Lines holding the string "TAKE" are the ones to copy from this listing.

(Collection entries)
- - - - -
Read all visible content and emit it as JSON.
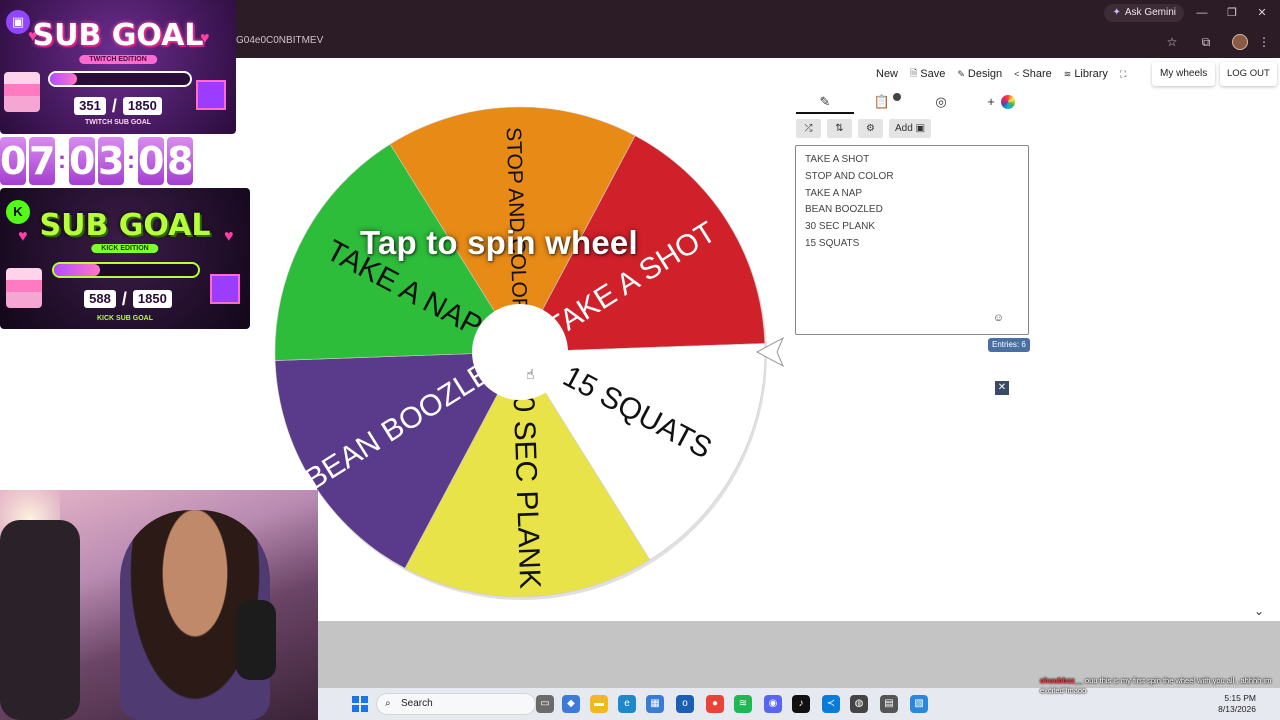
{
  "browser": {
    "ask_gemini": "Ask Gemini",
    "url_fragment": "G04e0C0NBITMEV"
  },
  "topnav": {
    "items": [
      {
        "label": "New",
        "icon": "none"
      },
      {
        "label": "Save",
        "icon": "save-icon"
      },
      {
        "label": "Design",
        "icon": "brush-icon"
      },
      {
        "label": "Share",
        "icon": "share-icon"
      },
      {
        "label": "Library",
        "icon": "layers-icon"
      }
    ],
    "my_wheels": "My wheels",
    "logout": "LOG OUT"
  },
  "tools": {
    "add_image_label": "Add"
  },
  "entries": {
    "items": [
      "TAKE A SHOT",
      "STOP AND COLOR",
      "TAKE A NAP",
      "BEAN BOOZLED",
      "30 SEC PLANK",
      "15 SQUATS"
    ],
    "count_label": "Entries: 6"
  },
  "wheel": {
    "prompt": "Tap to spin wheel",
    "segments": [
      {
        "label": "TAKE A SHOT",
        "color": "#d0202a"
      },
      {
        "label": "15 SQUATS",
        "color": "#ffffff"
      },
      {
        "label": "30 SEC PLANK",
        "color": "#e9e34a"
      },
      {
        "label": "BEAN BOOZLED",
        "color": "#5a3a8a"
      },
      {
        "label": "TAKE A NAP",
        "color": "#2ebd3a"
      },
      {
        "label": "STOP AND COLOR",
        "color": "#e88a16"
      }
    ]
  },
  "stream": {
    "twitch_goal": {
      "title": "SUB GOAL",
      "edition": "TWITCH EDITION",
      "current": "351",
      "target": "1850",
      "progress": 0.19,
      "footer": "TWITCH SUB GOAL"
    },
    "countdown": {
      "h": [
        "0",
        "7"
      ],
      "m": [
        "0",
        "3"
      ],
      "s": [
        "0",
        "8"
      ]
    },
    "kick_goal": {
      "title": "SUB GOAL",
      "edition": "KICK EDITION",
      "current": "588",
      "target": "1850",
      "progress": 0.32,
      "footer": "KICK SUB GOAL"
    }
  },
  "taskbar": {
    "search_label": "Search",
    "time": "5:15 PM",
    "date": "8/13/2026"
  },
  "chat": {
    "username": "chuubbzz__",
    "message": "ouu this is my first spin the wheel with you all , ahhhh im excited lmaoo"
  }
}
- - - - -
◆ **Expected answer**:
      "TAKE A SHOT",
      "TAKE A NAP",
        "label": "TAKE A SHOT",
        "label": "TAKE A NAP",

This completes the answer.